### To be done
Reproduce every line of the items below word for word, omitting the pictures.

### Provided data
*****
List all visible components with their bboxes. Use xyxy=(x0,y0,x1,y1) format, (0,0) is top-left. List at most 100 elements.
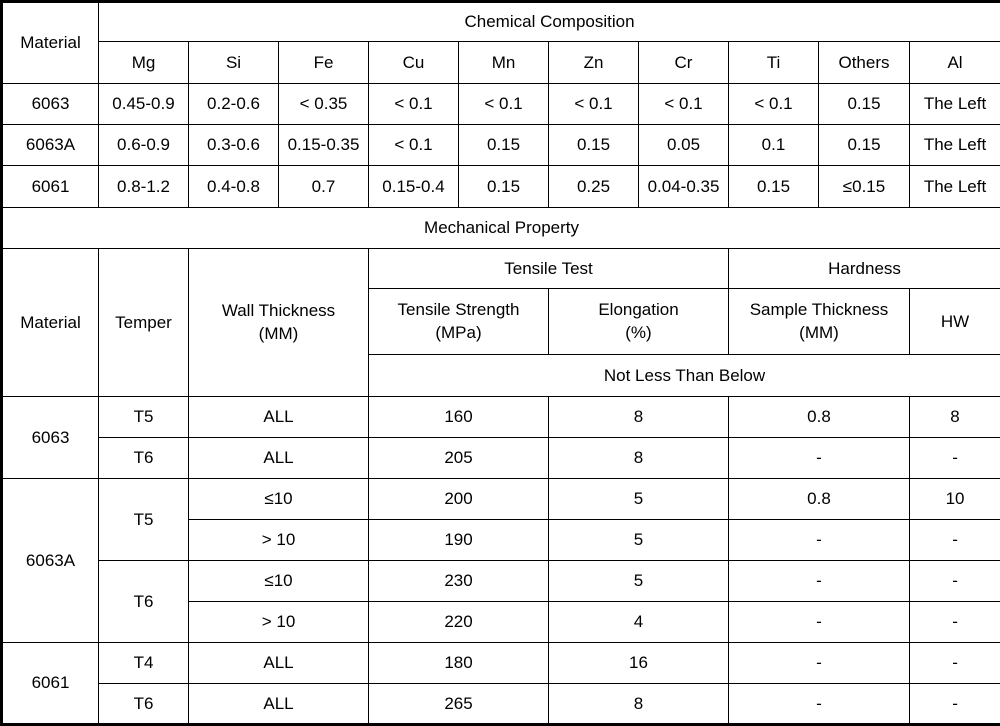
chem-value-cell: 0.4-0.8 xyxy=(189,166,279,208)
chem-value-cell: < 0.1 xyxy=(639,84,729,125)
mech-hw-header: HW xyxy=(910,289,1000,355)
chem-value-cell: 0.15 xyxy=(819,125,910,166)
mech-material-cell: 6063A xyxy=(2,479,99,643)
chem-value-cell: 0.6-0.9 xyxy=(99,125,189,166)
mech-ts-cell: 265 xyxy=(369,684,549,725)
chem-value-cell: 0.15 xyxy=(729,166,819,208)
mech-el-cell: 5 xyxy=(549,479,729,520)
mech-ts-cell: 200 xyxy=(369,479,549,520)
chem-value-cell: 0.15 xyxy=(459,125,549,166)
chem-value-cell: 0.8-1.2 xyxy=(99,166,189,208)
mech-st-cell: - xyxy=(729,684,910,725)
chem-value-cell: ≤0.15 xyxy=(819,166,910,208)
elongation-label-line1: Elongation xyxy=(549,299,728,322)
chem-value-cell: < 0.1 xyxy=(369,125,459,166)
mech-temper-cell: T5 xyxy=(99,479,189,561)
mech-ts-cell: 180 xyxy=(369,643,549,684)
mech-temper-cell: T6 xyxy=(99,561,189,643)
mech-temper-cell: T6 xyxy=(99,684,189,725)
chem-value-cell: 0.15-0.35 xyxy=(279,125,369,166)
elongation-label-line2: (%) xyxy=(549,322,728,345)
mech-hw-cell: 8 xyxy=(910,397,1000,438)
mech-hw-cell: - xyxy=(910,602,1000,643)
chem-col-header-cr: Cr xyxy=(639,42,729,84)
mech-wall-cell: > 10 xyxy=(189,520,369,561)
mech-elongation-header: Elongation (%) xyxy=(549,289,729,355)
chem-col-header-ti: Ti xyxy=(729,42,819,84)
mech-hw-cell: - xyxy=(910,520,1000,561)
mech-el-cell: 8 xyxy=(549,397,729,438)
chem-value-cell: 0.1 xyxy=(729,125,819,166)
mech-ts-cell: 190 xyxy=(369,520,549,561)
mech-note: Not Less Than Below xyxy=(369,355,1000,397)
mech-el-cell: 5 xyxy=(549,561,729,602)
mech-row: T6 ≤10 230 5 - - xyxy=(2,561,1000,602)
mech-row: T6 ALL 205 8 - - xyxy=(2,438,1000,479)
mech-el-cell: 8 xyxy=(549,684,729,725)
chem-material-cell: 6063A xyxy=(2,125,99,166)
chem-col-header-mg: Mg xyxy=(99,42,189,84)
mech-wall-cell: > 10 xyxy=(189,602,369,643)
chem-value-cell: < 0.1 xyxy=(369,84,459,125)
mech-ts-cell: 205 xyxy=(369,438,549,479)
chem-value-cell: < 0.1 xyxy=(459,84,549,125)
mech-ts-cell: 220 xyxy=(369,602,549,643)
chem-col-header-si: Si xyxy=(189,42,279,84)
chem-value-cell: 0.15 xyxy=(459,166,549,208)
chem-value-cell: < 0.1 xyxy=(549,84,639,125)
mech-sample-thickness-header: Sample Thickness (MM) xyxy=(729,289,910,355)
mech-temper-cell: T6 xyxy=(99,438,189,479)
wall-thickness-label-line1: Wall Thickness xyxy=(189,300,368,323)
wall-thickness-label-line2: (MM) xyxy=(189,323,368,346)
mech-el-cell: 16 xyxy=(549,643,729,684)
chem-value-cell: 0.25 xyxy=(549,166,639,208)
chem-value-cell: The Left xyxy=(910,166,1000,208)
tensile-strength-label-line2: (MPa) xyxy=(369,322,548,345)
mech-temper-header: Temper xyxy=(99,249,189,397)
mech-hw-cell: - xyxy=(910,561,1000,602)
mech-ts-cell: 160 xyxy=(369,397,549,438)
chem-value-cell: 0.2-0.6 xyxy=(189,84,279,125)
mech-wall-cell: ALL xyxy=(189,643,369,684)
mech-row: 6063 T5 ALL 160 8 0.8 8 xyxy=(2,397,1000,438)
mech-st-cell: - xyxy=(729,561,910,602)
chem-value-cell: 0.3-0.6 xyxy=(189,125,279,166)
chem-value-cell: 0.04-0.35 xyxy=(639,166,729,208)
chem-value-cell: 0.45-0.9 xyxy=(99,84,189,125)
mech-section-title: Mechanical Property xyxy=(2,208,1000,249)
mech-wall-thickness-header: Wall Thickness (MM) xyxy=(189,249,369,397)
mech-tensile-strength-header: Tensile Strength (MPa) xyxy=(369,289,549,355)
tensile-strength-label-line1: Tensile Strength xyxy=(369,299,548,322)
mech-wall-cell: ALL xyxy=(189,397,369,438)
mech-hw-cell: - xyxy=(910,684,1000,725)
mech-material-cell: 6061 xyxy=(2,643,99,725)
chem-col-header-mn: Mn xyxy=(459,42,549,84)
mech-el-cell: 4 xyxy=(549,602,729,643)
mech-row: 6061 T4 ALL 180 16 - - xyxy=(2,643,1000,684)
chem-value-cell: 0.15 xyxy=(549,125,639,166)
mech-st-cell: 0.8 xyxy=(729,397,910,438)
mech-st-cell: - xyxy=(729,438,910,479)
mech-wall-cell: ≤10 xyxy=(189,561,369,602)
chem-value-cell: < 0.1 xyxy=(729,84,819,125)
mech-st-cell: 0.8 xyxy=(729,479,910,520)
mech-temper-cell: T5 xyxy=(99,397,189,438)
chem-col-header-others: Others xyxy=(819,42,910,84)
mech-material-header: Material xyxy=(2,249,99,397)
chem-material-cell: 6063 xyxy=(2,84,99,125)
mech-wall-cell: ALL xyxy=(189,438,369,479)
mech-material-cell: 6063 xyxy=(2,397,99,479)
mech-el-cell: 5 xyxy=(549,520,729,561)
mech-st-cell: - xyxy=(729,643,910,684)
chem-material-header: Material xyxy=(2,2,99,84)
mech-hardness-header: Hardness xyxy=(729,249,1000,289)
chem-value-cell: < 0.35 xyxy=(279,84,369,125)
chem-col-header-fe: Fe xyxy=(279,42,369,84)
mech-row: T6 ALL 265 8 - - xyxy=(2,684,1000,725)
chem-value-cell: The Left xyxy=(910,84,1000,125)
chem-row-6063a: 6063A 0.6-0.9 0.3-0.6 0.15-0.35 < 0.1 0.… xyxy=(2,125,1000,166)
mech-row: 6063A T5 ≤10 200 5 0.8 10 xyxy=(2,479,1000,520)
chem-value-cell: The Left xyxy=(910,125,1000,166)
chem-col-header-cu: Cu xyxy=(369,42,459,84)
*****
### The reply
List all visible components with their bboxes. Use xyxy=(x0,y0,x1,y1) format, (0,0) is top-left. List at most 100 elements.
chem-value-cell: 0.4-0.8 xyxy=(189,166,279,208)
chem-value-cell: < 0.1 xyxy=(639,84,729,125)
mech-hw-header: HW xyxy=(910,289,1000,355)
chem-value-cell: 0.15 xyxy=(819,125,910,166)
mech-material-cell: 6063A xyxy=(2,479,99,643)
chem-value-cell: 0.6-0.9 xyxy=(99,125,189,166)
mech-ts-cell: 265 xyxy=(369,684,549,725)
chem-value-cell: 0.15 xyxy=(729,166,819,208)
mech-el-cell: 5 xyxy=(549,479,729,520)
mech-ts-cell: 200 xyxy=(369,479,549,520)
chem-value-cell: 0.15 xyxy=(459,125,549,166)
chem-value-cell: 0.8-1.2 xyxy=(99,166,189,208)
mech-st-cell: - xyxy=(729,684,910,725)
chem-value-cell: ≤0.15 xyxy=(819,166,910,208)
elongation-label-line1: Elongation xyxy=(549,299,728,322)
chem-value-cell: < 0.1 xyxy=(369,125,459,166)
mech-temper-cell: T5 xyxy=(99,479,189,561)
mech-ts-cell: 180 xyxy=(369,643,549,684)
mech-temper-cell: T6 xyxy=(99,561,189,643)
mech-temper-cell: T6 xyxy=(99,684,189,725)
chem-value-cell: 0.15-0.35 xyxy=(279,125,369,166)
elongation-label-line2: (%) xyxy=(549,322,728,345)
mech-hw-cell: 8 xyxy=(910,397,1000,438)
mech-hw-cell: - xyxy=(910,602,1000,643)
chem-col-header-cr: Cr xyxy=(639,42,729,84)
mech-wall-cell: > 10 xyxy=(189,520,369,561)
mech-elongation-header: Elongation (%) xyxy=(549,289,729,355)
chem-col-header-ti: Ti xyxy=(729,42,819,84)
mech-hw-cell: - xyxy=(910,520,1000,561)
mech-el-cell: 8 xyxy=(549,397,729,438)
chem-value-cell: 0.1 xyxy=(729,125,819,166)
mech-ts-cell: 190 xyxy=(369,520,549,561)
mech-note: Not Less Than Below xyxy=(369,355,1000,397)
mech-el-cell: 5 xyxy=(549,561,729,602)
mech-row: T6 ≤10 230 5 - - xyxy=(2,561,1000,602)
mech-row: T6 ALL 205 8 - - xyxy=(2,438,1000,479)
mech-el-cell: 8 xyxy=(549,684,729,725)
chem-material-cell: 6063A xyxy=(2,125,99,166)
chem-col-header-mg: Mg xyxy=(99,42,189,84)
mech-wall-cell: > 10 xyxy=(189,602,369,643)
chem-value-cell: < 0.1 xyxy=(369,84,459,125)
mech-ts-cell: 205 xyxy=(369,438,549,479)
chem-value-cell: < 0.1 xyxy=(459,84,549,125)
mech-ts-cell: 220 xyxy=(369,602,549,643)
chem-col-header-si: Si xyxy=(189,42,279,84)
chem-value-cell: 0.15 xyxy=(459,166,549,208)
chem-value-cell: < 0.1 xyxy=(549,84,639,125)
mech-sample-thickness-header: Sample Thickness (MM) xyxy=(729,289,910,355)
mech-temper-cell: T6 xyxy=(99,438,189,479)
wall-thickness-label-line1: Wall Thickness xyxy=(189,300,368,323)
wall-thickness-label-line2: (MM) xyxy=(189,323,368,346)
mech-el-cell: 16 xyxy=(549,643,729,684)
chem-value-cell: 0.25 xyxy=(549,166,639,208)
chem-value-cell: The Left xyxy=(910,166,1000,208)
tensile-strength-label-line2: (MPa) xyxy=(369,322,548,345)
mech-temper-header: Temper xyxy=(99,249,189,397)
mech-hw-cell: - xyxy=(910,561,1000,602)
mech-ts-cell: 160 xyxy=(369,397,549,438)
chem-value-cell: 0.2-0.6 xyxy=(189,84,279,125)
mech-wall-cell: ALL xyxy=(189,643,369,684)
mech-row: 6063 T5 ALL 160 8 0.8 8 xyxy=(2,397,1000,438)
mech-st-cell: - xyxy=(729,561,910,602)
chem-value-cell: 0.3-0.6 xyxy=(189,125,279,166)
chem-value-cell: 0.04-0.35 xyxy=(639,166,729,208)
chem-value-cell: 0.45-0.9 xyxy=(99,84,189,125)
mech-section-title: Mechanical Property xyxy=(2,208,1000,249)
mech-wall-thickness-header: Wall Thickness (MM) xyxy=(189,249,369,397)
mech-tensile-strength-header: Tensile Strength (MPa) xyxy=(369,289,549,355)
tensile-strength-label-line1: Tensile Strength xyxy=(369,299,548,322)
mech-wall-cell: ALL xyxy=(189,397,369,438)
mech-hw-cell: - xyxy=(910,684,1000,725)
mech-material-cell: 6061 xyxy=(2,643,99,725)
chem-col-header-mn: Mn xyxy=(459,42,549,84)
mech-el-cell: 4 xyxy=(549,602,729,643)
mech-row: 6061 T4 ALL 180 16 - - xyxy=(2,643,1000,684)
chem-value-cell: 0.15 xyxy=(549,125,639,166)
mech-st-cell: 0.8 xyxy=(729,397,910,438)
mech-st-cell: - xyxy=(729,438,910,479)
mech-wall-cell: ≤10 xyxy=(189,561,369,602)
chem-value-cell: < 0.1 xyxy=(729,84,819,125)
mech-st-cell: 0.8 xyxy=(729,479,910,520)
mech-temper-cell: T5 xyxy=(99,397,189,438)
chem-col-header-others: Others xyxy=(819,42,910,84)
mech-material-header: Material xyxy=(2,249,99,397)
chem-material-cell: 6063 xyxy=(2,84,99,125)
mech-wall-cell: ALL xyxy=(189,438,369,479)
mech-material-cell: 6063 xyxy=(2,397,99,479)
mech-el-cell: 5 xyxy=(549,520,729,561)
mech-st-cell: - xyxy=(729,643,910,684)
chem-material-header: Material xyxy=(2,2,99,84)
mech-hardness-header: Hardness xyxy=(729,249,1000,289)
chem-value-cell: < 0.35 xyxy=(279,84,369,125)
chem-col-header-fe: Fe xyxy=(279,42,369,84)
mech-row: T6 ALL 265 8 - - xyxy=(2,684,1000,725)
chem-value-cell: The Left xyxy=(910,84,1000,125)
chem-row-6063a: 6063A 0.6-0.9 0.3-0.6 0.15-0.35 < 0.1 0.… xyxy=(2,125,1000,166)
mech-row: 6063A T5 ≤10 200 5 0.8 10 xyxy=(2,479,1000,520)
chem-value-cell: The Left xyxy=(910,125,1000,166)
chem-col-header-cu: Cu xyxy=(369,42,459,84)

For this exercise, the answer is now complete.